-- begin --

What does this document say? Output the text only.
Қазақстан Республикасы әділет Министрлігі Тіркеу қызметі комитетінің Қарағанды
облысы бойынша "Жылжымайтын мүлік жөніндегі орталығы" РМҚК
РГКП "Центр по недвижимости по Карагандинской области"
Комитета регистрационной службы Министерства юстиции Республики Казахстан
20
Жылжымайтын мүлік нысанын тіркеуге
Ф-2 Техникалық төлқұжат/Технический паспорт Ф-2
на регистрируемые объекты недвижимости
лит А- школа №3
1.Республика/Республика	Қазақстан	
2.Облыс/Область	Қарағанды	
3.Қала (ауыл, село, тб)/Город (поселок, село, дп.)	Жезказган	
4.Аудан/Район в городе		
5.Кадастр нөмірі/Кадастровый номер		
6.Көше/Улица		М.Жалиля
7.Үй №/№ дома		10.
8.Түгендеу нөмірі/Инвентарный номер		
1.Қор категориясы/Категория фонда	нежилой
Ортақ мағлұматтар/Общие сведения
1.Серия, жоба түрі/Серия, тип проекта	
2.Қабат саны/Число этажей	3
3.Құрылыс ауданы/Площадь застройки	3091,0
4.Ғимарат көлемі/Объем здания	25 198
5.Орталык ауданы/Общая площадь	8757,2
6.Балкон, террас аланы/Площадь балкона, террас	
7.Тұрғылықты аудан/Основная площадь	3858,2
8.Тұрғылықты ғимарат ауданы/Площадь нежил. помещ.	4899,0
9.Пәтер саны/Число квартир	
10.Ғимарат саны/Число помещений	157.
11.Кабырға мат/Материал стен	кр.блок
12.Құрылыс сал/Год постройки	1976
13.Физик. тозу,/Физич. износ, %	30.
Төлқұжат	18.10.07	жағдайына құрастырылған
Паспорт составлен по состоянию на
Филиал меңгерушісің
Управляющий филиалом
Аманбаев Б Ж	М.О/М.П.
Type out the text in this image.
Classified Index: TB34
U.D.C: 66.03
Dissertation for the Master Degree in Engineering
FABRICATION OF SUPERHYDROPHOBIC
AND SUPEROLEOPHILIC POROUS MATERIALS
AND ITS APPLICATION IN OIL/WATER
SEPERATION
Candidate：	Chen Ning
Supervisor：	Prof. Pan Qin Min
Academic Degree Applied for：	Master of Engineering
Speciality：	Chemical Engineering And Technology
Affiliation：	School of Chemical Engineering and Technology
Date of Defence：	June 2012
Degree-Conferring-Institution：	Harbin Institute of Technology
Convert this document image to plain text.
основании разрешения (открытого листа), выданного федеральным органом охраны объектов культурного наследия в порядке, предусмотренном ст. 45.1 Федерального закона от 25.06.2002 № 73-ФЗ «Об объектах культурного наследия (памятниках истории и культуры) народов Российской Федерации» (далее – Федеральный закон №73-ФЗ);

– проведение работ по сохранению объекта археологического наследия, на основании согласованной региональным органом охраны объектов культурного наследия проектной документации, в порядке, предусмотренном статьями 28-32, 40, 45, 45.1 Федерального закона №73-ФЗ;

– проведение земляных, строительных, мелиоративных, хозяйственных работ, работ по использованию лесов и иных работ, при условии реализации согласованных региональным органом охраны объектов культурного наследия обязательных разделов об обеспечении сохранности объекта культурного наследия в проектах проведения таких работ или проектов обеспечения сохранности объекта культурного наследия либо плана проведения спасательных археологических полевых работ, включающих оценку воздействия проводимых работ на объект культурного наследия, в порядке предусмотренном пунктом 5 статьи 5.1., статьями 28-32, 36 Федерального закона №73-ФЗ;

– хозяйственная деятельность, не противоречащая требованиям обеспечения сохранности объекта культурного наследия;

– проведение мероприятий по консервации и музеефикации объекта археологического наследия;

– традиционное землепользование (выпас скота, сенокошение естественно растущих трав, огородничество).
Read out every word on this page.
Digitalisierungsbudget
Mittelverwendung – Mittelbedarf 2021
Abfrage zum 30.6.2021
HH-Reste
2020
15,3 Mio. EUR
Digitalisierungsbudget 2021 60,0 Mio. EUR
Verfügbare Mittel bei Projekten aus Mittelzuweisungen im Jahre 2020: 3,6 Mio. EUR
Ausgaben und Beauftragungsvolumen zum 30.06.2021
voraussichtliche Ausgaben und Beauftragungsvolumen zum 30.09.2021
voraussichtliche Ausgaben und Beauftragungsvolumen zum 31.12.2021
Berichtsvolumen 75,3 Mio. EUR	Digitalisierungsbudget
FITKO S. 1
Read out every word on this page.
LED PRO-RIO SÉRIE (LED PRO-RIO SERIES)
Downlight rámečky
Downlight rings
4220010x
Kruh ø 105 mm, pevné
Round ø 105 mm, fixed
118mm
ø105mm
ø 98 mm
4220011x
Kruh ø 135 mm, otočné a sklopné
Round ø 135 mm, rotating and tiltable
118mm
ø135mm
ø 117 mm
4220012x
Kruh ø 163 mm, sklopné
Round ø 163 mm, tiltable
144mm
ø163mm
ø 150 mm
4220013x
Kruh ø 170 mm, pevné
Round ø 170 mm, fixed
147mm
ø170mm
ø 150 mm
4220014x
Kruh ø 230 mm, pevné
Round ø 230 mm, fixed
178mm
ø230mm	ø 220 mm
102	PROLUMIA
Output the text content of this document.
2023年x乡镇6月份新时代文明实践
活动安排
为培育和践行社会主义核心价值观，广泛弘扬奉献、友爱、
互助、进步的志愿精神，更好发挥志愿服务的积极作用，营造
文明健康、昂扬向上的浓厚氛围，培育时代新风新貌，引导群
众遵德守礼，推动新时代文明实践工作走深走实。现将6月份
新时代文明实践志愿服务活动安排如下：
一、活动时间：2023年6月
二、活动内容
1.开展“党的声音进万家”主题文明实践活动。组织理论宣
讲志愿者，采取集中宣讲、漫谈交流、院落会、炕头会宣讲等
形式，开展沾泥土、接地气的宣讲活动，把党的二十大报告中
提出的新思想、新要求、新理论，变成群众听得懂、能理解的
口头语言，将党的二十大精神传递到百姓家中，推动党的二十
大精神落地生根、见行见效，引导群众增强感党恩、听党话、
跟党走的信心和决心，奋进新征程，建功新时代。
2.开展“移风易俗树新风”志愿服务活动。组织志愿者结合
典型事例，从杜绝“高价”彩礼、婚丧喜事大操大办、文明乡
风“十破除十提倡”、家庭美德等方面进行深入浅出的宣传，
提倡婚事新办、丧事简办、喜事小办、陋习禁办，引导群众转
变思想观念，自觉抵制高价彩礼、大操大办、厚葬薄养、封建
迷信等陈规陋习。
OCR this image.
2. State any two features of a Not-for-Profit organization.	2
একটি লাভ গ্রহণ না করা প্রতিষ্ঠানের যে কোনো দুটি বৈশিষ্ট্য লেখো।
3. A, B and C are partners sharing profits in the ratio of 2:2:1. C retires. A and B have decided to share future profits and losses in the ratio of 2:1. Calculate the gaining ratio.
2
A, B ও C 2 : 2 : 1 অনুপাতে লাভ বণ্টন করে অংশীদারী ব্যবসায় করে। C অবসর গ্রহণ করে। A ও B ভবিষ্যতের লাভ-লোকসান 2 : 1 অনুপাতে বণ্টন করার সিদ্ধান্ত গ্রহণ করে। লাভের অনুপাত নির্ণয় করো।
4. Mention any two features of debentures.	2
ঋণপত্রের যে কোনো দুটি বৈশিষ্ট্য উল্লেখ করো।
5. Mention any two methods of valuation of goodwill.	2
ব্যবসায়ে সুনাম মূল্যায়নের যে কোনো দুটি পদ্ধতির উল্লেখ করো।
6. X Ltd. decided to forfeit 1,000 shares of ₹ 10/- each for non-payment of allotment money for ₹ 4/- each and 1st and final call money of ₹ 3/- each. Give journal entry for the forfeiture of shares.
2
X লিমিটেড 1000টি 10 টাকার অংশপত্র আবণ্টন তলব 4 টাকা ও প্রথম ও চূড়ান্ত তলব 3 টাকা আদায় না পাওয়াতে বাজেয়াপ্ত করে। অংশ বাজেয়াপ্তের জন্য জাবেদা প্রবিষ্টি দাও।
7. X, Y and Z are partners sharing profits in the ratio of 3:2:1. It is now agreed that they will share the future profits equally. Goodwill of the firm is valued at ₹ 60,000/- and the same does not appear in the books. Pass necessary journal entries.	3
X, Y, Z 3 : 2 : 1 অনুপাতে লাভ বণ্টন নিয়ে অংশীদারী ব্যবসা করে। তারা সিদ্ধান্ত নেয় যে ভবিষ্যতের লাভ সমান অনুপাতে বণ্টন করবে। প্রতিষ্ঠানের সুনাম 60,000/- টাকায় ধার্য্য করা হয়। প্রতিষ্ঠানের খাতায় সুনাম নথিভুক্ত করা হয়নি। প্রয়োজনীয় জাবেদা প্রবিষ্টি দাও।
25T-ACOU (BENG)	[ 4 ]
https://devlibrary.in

-- end --

# Set task:
Leave out every line without the string "document" and copy the rest.

# Answer for this exercise:
What does this document say? Output the text only.
Convert this document image to plain text.
Output the text content of this document.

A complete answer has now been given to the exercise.